[Begin DATA RECORDS]

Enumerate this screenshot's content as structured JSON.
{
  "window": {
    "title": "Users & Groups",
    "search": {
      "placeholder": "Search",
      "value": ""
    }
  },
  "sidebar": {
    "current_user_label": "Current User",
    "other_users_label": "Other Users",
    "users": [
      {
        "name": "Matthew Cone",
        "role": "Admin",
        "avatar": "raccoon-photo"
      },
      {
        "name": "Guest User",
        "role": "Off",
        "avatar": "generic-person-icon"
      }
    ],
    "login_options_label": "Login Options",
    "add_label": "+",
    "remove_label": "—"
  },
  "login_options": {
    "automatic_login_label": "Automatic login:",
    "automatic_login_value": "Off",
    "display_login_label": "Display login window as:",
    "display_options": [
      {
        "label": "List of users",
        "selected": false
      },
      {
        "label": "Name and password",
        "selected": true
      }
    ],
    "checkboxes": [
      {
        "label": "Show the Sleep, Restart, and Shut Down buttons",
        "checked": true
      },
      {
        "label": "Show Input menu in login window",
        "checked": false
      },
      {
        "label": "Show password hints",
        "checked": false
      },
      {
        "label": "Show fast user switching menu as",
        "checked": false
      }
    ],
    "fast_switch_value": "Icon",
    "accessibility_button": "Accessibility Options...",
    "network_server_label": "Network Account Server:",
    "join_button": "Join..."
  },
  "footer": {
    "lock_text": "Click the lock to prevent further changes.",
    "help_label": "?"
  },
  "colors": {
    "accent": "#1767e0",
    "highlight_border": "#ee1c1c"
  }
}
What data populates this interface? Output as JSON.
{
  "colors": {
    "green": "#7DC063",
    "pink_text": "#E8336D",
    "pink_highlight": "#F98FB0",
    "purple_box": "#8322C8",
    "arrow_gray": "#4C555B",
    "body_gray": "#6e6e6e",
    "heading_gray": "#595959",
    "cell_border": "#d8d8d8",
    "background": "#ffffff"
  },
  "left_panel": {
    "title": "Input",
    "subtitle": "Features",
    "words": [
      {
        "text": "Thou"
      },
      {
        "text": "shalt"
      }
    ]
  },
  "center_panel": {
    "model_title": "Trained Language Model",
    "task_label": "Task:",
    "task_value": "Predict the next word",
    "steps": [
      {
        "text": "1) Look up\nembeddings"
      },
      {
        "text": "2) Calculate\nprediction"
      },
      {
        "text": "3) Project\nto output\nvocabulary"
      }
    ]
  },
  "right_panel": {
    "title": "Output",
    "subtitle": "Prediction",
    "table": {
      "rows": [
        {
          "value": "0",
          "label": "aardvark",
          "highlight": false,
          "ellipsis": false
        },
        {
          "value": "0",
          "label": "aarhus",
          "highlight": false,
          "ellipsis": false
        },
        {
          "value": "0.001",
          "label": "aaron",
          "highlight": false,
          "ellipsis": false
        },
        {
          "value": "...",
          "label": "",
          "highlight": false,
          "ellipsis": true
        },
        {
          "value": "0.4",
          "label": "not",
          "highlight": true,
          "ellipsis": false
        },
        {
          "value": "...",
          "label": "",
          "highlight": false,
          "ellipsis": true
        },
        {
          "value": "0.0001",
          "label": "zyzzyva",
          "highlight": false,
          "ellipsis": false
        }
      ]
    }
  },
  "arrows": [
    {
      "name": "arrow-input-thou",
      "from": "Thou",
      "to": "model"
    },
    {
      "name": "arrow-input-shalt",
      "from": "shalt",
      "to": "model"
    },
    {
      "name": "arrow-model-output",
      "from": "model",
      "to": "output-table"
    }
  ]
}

[End DATA RECORDS]

*WHAT IS BEING ASKED*
Return every line of the material exactly.

*RESPONSE*
Enumerate this screenshot's content as structured JSON.
{
  "window": {
    "title": "Users & Groups",
    "search": {
      "placeholder": "Search",
      "value": ""
    }
  },
  "sidebar": {
    "current_user_label": "Current User",
    "other_users_label": "Other Users",
    "users": [
      {
        "name": "Matthew Cone",
        "role": "Admin",
        "avatar": "raccoon-photo"
      },
      {
        "name": "Guest User",
        "role": "Off",
        "avatar": "generic-person-icon"
      }
    ],
    "login_options_label": "Login Options",
    "add_label": "+",
    "remove_label": "—"
  },
  "login_options": {
    "automatic_login_label": "Automatic login:",
    "automatic_login_value": "Off",
    "display_login_label": "Display login window as:",
    "display_options": [
      {
        "label": "List of users",
        "selected": false
      },
      {
        "label": "Name and password",
        "selected": true
      }
    ],
    "checkboxes": [
      {
        "label": "Show the Sleep, Restart, and Shut Down buttons",
        "checked": true
      },
      {
        "label": "Show Input menu in login window",
        "checked": false
      },
      {
        "label": "Show password hints",
        "checked": false
      },
      {
        "label": "Show fast user switching menu as",
        "checked": false
      }
    ],
    "fast_switch_value": "Icon",
    "accessibility_button": "Accessibility Options...",
    "network_server_label": "Network Account Server:",
    "join_button": "Join..."
  },
  "footer": {
    "lock_text": "Click the lock to prevent further changes.",
    "help_label": "?"
  },
  "colors": {
    "accent": "#1767e0",
    "highlight_border": "#ee1c1c"
  }
}
What data populates this interface? Output as JSON.
{
  "colors": {
    "green": "#7DC063",
    "pink_text": "#E8336D",
    "pink_highlight": "#F98FB0",
    "purple_box": "#8322C8",
    "arrow_gray": "#4C555B",
    "body_gray": "#6e6e6e",
    "heading_gray": "#595959",
    "cell_border": "#d8d8d8",
    "background": "#ffffff"
  },
  "left_panel": {
    "title": "Input",
    "subtitle": "Features",
    "words": [
      {
        "text": "Thou"
      },
      {
        "text": "shalt"
      }
    ]
  },
  "center_panel": {
    "model_title": "Trained Language Model",
    "task_label": "Task:",
    "task_value": "Predict the next word",
    "steps": [
      {
        "text": "1) Look up\nembeddings"
      },
      {
        "text": "2) Calculate\nprediction"
      },
      {
        "text": "3) Project\nto output\nvocabulary"
      }
    ]
  },
  "right_panel": {
    "title": "Output",
    "subtitle": "Prediction",
    "table": {
      "rows": [
        {
          "value": "0",
          "label": "aardvark",
          "highlight": false,
          "ellipsis": false
        },
        {
          "value": "0",
          "label": "aarhus",
          "highlight": false,
          "ellipsis": false
        },
        {
          "value": "0.001",
          "label": "aaron",
          "highlight": false,
          "ellipsis": false
        },
        {
          "value": "...",
          "label": "",
          "highlight": false,
          "ellipsis": true
        },
        {
          "value": "0.4",
          "label": "not",
          "highlight": true,
          "ellipsis": false
        },
        {
          "value": "...",
          "label": "",
          "highlight": false,
          "ellipsis": true
        },
        {
          "value": "0.0001",
          "label": "zyzzyva",
          "highlight": false,
          "ellipsis": false
        }
      ]
    }
  },
  "arrows": [
    {
      "name": "arrow-input-thou",
      "from": "Thou",
      "to": "model"
    },
    {
      "name": "arrow-input-shalt",
      "from": "shalt",
      "to": "model"
    },
    {
      "name": "arrow-model-output",
      "from": "model",
      "to": "output-table"
    }
  ]
}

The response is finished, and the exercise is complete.